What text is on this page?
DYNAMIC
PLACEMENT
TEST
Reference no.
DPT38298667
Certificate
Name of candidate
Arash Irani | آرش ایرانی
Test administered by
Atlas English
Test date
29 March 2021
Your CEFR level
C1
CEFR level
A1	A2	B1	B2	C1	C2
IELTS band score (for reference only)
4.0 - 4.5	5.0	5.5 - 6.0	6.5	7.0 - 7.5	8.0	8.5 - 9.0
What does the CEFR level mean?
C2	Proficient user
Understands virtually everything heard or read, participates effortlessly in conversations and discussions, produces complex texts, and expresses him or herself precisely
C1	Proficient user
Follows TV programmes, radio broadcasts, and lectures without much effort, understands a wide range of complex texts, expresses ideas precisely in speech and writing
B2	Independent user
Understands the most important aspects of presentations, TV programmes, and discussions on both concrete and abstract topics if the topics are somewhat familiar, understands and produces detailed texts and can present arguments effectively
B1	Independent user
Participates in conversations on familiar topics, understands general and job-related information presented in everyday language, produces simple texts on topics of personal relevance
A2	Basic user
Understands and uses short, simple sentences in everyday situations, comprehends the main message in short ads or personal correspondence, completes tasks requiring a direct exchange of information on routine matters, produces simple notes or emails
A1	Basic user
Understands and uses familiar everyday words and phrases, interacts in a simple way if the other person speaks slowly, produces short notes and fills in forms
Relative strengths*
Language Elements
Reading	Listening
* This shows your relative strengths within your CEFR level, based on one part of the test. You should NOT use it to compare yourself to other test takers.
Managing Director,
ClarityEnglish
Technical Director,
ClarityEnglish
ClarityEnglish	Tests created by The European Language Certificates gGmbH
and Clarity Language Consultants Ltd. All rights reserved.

****

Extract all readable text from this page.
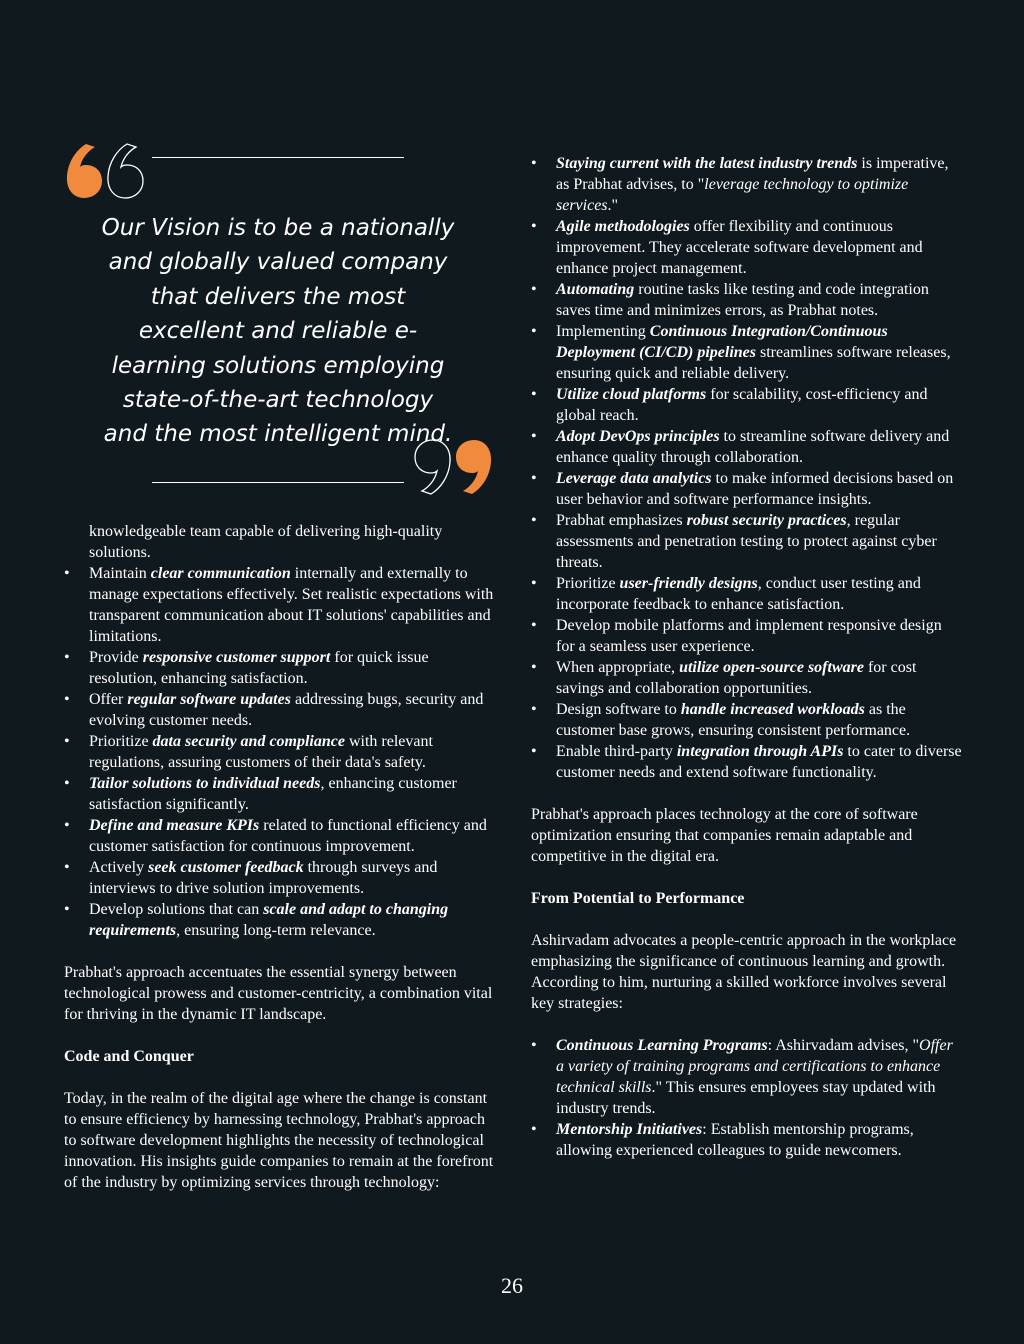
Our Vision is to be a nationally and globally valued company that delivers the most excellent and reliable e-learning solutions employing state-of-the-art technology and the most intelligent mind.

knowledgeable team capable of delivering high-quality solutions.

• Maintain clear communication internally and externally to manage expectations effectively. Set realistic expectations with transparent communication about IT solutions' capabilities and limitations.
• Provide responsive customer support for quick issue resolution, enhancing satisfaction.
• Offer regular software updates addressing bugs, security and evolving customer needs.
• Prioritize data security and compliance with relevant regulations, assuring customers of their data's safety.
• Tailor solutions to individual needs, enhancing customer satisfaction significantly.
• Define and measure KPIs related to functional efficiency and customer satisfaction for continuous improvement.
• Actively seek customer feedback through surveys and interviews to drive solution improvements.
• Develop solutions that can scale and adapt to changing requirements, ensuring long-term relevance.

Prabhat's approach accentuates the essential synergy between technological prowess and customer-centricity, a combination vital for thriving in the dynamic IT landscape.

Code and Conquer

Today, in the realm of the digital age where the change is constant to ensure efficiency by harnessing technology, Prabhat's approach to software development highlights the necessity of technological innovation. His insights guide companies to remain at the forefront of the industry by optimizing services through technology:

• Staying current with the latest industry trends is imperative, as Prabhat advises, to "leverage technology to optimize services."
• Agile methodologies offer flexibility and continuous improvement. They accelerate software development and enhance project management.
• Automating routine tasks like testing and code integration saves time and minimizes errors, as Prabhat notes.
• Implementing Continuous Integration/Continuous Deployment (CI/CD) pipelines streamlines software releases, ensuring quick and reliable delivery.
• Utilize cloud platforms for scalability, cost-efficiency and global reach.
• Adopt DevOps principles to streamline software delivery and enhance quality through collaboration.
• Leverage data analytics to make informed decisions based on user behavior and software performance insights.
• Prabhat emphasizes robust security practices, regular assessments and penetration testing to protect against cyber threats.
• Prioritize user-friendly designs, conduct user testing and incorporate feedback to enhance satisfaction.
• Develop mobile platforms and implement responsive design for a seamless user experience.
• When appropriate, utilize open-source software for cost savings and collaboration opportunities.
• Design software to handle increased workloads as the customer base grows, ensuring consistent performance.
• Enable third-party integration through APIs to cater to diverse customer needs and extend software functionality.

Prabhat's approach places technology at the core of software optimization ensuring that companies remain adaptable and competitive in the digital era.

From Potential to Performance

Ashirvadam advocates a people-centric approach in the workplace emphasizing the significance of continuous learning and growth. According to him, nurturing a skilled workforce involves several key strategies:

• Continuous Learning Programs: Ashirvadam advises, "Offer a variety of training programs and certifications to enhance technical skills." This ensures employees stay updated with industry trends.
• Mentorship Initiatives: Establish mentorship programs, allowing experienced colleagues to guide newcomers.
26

****

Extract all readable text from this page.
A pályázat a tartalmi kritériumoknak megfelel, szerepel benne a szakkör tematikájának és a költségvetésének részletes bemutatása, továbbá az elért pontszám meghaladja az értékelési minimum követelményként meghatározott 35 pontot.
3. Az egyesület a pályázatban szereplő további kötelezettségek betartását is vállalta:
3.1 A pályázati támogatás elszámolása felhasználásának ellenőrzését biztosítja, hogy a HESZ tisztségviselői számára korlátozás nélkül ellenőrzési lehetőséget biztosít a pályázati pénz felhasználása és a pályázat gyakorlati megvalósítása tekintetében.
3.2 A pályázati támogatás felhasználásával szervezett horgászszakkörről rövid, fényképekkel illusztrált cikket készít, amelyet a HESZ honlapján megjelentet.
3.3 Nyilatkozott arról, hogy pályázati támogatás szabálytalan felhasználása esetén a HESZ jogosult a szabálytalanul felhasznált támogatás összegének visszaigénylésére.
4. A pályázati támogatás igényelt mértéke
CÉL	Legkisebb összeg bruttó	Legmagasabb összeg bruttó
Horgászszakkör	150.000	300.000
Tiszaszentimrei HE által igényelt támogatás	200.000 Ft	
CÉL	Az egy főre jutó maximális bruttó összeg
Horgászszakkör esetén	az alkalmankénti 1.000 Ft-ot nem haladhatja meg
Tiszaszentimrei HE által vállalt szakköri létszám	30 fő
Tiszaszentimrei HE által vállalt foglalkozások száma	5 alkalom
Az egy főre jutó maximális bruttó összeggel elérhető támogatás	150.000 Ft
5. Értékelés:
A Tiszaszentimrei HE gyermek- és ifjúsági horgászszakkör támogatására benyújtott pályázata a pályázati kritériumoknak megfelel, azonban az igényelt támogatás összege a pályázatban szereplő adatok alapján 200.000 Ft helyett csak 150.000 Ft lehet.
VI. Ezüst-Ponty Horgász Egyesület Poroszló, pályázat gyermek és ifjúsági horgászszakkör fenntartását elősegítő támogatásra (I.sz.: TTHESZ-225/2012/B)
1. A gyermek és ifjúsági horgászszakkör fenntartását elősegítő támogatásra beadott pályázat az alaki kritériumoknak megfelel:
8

****

» **WHAT THIS TASK INVOLVES**: Pull out all lines of the data with the string "feedback".

» **EXPECTED OUTPUT**:
• Actively seek customer feedback through surveys and interviews to drive solution improvements.
• Prioritize user-friendly designs, conduct user testing and incorporate feedback to enhance satisfaction.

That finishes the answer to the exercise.